*** Records shown ***

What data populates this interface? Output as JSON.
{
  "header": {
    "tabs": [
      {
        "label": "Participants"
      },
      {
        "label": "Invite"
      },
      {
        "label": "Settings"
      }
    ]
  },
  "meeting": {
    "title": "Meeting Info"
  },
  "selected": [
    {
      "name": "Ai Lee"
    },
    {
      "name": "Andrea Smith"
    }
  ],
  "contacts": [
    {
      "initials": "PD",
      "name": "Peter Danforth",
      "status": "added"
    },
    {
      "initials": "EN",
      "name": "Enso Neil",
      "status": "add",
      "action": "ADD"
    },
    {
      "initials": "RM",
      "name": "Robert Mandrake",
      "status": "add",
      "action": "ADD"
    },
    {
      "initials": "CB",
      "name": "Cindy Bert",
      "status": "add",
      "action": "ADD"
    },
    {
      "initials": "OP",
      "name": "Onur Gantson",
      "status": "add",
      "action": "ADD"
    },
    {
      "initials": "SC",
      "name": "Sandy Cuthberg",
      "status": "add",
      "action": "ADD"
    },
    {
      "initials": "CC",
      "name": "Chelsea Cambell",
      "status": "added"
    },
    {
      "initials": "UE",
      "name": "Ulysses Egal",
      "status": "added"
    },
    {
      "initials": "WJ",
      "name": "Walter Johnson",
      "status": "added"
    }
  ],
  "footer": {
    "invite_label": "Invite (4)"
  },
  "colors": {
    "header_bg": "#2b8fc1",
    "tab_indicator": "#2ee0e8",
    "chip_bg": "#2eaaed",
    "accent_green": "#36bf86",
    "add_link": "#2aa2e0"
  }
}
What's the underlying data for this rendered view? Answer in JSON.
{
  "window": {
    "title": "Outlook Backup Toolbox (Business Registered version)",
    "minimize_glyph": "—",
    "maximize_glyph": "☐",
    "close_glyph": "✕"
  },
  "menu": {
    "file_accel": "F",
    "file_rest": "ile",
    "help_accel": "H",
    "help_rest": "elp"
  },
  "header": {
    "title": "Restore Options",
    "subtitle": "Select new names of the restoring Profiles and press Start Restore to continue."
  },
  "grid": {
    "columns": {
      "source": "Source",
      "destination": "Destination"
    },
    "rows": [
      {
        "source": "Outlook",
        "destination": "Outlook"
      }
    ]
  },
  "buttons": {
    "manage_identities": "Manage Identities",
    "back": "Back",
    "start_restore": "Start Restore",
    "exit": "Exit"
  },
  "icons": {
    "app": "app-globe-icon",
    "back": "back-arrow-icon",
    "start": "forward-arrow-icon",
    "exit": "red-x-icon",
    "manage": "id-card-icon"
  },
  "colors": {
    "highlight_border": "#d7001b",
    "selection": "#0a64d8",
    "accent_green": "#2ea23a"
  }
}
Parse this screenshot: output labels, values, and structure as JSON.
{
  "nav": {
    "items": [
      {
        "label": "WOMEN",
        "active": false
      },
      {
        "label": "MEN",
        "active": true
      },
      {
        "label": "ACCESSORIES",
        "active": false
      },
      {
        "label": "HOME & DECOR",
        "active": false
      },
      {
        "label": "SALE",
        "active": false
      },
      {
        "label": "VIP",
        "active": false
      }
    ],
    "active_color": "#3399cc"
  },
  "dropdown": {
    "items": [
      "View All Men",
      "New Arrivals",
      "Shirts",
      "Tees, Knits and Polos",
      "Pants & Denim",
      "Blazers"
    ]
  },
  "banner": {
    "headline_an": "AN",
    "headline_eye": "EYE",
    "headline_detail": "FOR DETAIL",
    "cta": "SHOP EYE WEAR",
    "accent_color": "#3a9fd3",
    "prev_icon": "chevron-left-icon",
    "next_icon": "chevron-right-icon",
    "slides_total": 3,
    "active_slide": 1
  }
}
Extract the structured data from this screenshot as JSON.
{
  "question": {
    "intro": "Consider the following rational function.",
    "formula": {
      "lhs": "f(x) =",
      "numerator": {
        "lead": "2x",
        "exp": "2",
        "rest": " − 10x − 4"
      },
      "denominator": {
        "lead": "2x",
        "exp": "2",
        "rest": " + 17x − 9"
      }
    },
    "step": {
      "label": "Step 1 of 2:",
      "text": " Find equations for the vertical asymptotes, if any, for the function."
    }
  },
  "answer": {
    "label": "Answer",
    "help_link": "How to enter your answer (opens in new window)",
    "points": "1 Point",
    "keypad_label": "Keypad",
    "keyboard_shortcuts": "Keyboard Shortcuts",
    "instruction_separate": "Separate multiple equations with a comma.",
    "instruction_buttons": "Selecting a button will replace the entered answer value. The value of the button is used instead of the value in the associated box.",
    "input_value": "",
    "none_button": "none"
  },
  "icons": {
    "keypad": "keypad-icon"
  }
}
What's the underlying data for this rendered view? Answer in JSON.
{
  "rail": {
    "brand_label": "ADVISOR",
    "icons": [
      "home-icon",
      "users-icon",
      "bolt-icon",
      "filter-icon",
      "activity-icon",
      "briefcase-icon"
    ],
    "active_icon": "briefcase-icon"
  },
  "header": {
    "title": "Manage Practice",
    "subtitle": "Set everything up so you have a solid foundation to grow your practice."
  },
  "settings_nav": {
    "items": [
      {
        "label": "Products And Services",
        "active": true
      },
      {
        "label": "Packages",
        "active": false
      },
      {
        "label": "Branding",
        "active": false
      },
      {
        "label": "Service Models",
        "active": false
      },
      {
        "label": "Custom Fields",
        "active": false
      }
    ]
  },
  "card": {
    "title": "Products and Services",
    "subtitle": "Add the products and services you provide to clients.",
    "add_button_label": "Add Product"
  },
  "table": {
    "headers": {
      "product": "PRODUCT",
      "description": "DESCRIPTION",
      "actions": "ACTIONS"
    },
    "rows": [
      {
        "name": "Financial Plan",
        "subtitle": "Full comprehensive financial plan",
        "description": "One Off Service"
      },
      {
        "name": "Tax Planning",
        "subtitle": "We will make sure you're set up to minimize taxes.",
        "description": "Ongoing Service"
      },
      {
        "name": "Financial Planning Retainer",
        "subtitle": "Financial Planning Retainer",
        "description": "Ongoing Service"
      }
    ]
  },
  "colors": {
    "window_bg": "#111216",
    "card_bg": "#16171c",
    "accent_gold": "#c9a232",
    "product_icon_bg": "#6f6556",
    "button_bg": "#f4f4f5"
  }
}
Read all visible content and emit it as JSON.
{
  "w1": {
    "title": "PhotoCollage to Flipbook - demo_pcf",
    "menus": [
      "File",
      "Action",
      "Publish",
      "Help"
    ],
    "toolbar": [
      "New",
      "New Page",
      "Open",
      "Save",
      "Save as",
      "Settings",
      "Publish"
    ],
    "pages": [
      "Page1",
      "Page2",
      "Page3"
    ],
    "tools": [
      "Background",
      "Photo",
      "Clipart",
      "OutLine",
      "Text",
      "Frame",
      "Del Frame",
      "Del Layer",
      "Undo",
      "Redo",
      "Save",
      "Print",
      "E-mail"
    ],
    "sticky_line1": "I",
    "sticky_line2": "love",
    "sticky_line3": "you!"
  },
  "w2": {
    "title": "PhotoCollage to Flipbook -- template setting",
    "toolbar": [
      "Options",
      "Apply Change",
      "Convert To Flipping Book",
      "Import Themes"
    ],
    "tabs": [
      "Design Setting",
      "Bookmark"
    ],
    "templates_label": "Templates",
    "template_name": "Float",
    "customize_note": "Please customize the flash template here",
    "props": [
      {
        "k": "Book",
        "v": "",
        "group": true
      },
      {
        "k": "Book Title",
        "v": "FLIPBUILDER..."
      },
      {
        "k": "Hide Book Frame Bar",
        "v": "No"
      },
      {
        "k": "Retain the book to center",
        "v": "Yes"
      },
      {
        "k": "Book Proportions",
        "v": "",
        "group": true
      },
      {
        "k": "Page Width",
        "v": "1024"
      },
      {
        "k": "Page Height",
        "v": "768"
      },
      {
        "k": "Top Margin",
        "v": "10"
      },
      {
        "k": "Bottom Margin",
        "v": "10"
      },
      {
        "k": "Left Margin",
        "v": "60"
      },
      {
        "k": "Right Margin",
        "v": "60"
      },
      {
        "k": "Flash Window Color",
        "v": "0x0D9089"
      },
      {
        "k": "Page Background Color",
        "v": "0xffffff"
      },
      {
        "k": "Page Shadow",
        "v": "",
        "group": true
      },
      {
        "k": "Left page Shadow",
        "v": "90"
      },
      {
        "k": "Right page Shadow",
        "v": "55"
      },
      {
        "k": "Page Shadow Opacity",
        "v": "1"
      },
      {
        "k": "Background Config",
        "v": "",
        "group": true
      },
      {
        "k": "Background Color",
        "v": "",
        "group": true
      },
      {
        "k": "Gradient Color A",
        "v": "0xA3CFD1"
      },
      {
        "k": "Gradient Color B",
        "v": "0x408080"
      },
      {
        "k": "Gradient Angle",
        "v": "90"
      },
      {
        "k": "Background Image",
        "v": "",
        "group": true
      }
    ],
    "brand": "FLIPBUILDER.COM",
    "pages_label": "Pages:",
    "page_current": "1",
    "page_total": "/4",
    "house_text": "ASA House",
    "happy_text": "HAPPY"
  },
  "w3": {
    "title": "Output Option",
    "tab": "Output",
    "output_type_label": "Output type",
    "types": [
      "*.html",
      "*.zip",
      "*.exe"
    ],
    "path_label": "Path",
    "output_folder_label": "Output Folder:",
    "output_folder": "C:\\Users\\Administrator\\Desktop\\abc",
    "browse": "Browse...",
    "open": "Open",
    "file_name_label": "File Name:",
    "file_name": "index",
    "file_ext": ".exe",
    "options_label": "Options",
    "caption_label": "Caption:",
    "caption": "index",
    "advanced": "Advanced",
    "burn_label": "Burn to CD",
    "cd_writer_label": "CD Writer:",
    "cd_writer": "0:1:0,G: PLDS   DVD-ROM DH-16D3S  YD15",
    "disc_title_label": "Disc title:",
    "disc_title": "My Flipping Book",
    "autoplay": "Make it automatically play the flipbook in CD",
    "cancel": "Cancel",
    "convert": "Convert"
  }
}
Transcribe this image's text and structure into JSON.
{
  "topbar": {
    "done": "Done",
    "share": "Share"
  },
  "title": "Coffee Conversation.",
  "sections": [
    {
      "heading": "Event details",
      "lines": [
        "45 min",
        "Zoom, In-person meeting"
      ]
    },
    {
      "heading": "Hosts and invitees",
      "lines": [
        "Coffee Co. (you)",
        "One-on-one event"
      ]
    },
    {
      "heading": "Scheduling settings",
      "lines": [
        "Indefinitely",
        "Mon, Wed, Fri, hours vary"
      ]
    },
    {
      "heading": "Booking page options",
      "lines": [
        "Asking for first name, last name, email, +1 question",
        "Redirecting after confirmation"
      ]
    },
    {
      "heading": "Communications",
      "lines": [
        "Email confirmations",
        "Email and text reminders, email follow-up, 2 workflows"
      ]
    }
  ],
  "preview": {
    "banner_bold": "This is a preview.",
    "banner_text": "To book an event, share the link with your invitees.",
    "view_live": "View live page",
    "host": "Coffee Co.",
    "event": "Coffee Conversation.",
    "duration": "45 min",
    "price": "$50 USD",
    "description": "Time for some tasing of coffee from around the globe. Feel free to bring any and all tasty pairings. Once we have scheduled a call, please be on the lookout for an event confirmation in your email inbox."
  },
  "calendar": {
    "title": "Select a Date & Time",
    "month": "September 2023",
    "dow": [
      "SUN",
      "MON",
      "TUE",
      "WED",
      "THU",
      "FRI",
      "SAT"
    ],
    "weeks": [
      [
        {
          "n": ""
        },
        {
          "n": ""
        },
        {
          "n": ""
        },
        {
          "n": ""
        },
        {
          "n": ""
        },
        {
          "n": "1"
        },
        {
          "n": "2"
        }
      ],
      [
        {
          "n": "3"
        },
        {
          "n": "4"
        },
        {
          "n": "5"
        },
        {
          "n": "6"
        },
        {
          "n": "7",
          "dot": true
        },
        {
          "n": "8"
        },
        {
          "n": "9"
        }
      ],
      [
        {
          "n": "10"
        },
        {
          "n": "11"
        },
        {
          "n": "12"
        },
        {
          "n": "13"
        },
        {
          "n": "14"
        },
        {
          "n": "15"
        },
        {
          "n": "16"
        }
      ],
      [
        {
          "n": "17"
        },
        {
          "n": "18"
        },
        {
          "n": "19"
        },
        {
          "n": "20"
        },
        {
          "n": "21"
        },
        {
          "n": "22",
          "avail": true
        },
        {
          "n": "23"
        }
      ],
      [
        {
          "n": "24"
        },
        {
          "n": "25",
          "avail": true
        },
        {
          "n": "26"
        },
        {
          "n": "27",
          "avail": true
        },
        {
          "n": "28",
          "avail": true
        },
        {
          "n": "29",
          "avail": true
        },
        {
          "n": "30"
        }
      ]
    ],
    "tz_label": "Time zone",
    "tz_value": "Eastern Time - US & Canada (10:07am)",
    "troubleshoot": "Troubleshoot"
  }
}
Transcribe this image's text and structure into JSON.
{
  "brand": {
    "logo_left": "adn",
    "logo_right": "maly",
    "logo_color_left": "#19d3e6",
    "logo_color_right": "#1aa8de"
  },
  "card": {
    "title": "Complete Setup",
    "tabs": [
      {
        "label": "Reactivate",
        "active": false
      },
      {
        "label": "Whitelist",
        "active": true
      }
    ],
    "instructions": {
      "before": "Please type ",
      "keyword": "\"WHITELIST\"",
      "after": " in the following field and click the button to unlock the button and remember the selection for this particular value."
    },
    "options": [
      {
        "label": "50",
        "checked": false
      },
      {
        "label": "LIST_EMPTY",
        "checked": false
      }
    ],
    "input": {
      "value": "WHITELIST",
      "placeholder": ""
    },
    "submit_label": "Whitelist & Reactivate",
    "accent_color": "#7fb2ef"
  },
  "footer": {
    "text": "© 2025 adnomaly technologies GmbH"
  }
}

***

> [What is asked]: Return every line above in which the string "preview" occurs.

> [Written answer]:
  "preview": {
    "banner_bold": "This is a preview.",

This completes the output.